**Written task:** Render every entry verbatim.

**Dataset excerpts:**

— Begin —

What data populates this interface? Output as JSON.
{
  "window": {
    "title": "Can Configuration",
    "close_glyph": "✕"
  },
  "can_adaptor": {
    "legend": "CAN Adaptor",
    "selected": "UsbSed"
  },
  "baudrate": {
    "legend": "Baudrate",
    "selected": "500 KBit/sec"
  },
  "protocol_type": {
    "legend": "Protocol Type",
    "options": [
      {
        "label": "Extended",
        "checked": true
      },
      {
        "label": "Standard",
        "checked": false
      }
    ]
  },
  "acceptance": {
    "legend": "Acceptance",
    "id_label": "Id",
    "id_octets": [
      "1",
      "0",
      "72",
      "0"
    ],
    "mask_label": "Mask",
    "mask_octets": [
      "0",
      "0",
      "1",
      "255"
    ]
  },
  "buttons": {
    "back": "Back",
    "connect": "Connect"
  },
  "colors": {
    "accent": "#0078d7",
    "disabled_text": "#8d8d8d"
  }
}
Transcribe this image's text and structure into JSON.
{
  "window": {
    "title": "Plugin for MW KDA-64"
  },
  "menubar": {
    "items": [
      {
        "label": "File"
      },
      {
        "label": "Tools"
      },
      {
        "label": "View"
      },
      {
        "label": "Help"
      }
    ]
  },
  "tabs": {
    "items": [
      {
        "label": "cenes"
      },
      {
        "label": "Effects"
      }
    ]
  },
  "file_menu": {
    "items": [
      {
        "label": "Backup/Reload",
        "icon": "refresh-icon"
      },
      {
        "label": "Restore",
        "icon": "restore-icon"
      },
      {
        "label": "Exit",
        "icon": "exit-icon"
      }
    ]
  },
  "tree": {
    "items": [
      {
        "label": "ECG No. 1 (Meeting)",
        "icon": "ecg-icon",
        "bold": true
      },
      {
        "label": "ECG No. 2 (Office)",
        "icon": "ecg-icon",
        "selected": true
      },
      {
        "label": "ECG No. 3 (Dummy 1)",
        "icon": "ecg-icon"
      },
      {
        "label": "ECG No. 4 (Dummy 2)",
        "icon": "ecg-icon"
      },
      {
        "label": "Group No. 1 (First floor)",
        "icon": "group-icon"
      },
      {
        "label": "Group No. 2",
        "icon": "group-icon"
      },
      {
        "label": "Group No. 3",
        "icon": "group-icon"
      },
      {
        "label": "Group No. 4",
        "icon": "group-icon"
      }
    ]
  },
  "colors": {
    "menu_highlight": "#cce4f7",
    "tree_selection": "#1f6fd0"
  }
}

— End —

**Reply:**
What data populates this interface? Output as JSON.
{
  "window": {
    "title": "Can Configuration",
    "close_glyph": "✕"
  },
  "can_adaptor": {
    "legend": "CAN Adaptor",
    "selected": "UsbSed"
  },
  "baudrate": {
    "legend": "Baudrate",
    "selected": "500 KBit/sec"
  },
  "protocol_type": {
    "legend": "Protocol Type",
    "options": [
      {
        "label": "Extended",
        "checked": true
      },
      {
        "label": "Standard",
        "checked": false
      }
    ]
  },
  "acceptance": {
    "legend": "Acceptance",
    "id_label": "Id",
    "id_octets": [
      "1",
      "0",
      "72",
      "0"
    ],
    "mask_label": "Mask",
    "mask_octets": [
      "0",
      "0",
      "1",
      "255"
    ]
  },
  "buttons": {
    "back": "Back",
    "connect": "Connect"
  },
  "colors": {
    "accent": "#0078d7",
    "disabled_text": "#8d8d8d"
  }
}
Transcribe this image's text and structure into JSON.
{
  "window": {
    "title": "Plugin for MW KDA-64"
  },
  "menubar": {
    "items": [
      {
        "label": "File"
      },
      {
        "label": "Tools"
      },
      {
        "label": "View"
      },
      {
        "label": "Help"
      }
    ]
  },
  "tabs": {
    "items": [
      {
        "label": "cenes"
      },
      {
        "label": "Effects"
      }
    ]
  },
  "file_menu": {
    "items": [
      {
        "label": "Backup/Reload",
        "icon": "refresh-icon"
      },
      {
        "label": "Restore",
        "icon": "restore-icon"
      },
      {
        "label": "Exit",
        "icon": "exit-icon"
      }
    ]
  },
  "tree": {
    "items": [
      {
        "label": "ECG No. 1 (Meeting)",
        "icon": "ecg-icon",
        "bold": true
      },
      {
        "label": "ECG No. 2 (Office)",
        "icon": "ecg-icon",
        "selected": true
      },
      {
        "label": "ECG No. 3 (Dummy 1)",
        "icon": "ecg-icon"
      },
      {
        "label": "ECG No. 4 (Dummy 2)",
        "icon": "ecg-icon"
      },
      {
        "label": "Group No. 1 (First floor)",
        "icon": "group-icon"
      },
      {
        "label": "Group No. 2",
        "icon": "group-icon"
      },
      {
        "label": "Group No. 3",
        "icon": "group-icon"
      },
      {
        "label": "Group No. 4",
        "icon": "group-icon"
      }
    ]
  },
  "colors": {
    "menu_highlight": "#cce4f7",
    "tree_selection": "#1f6fd0"
  }
}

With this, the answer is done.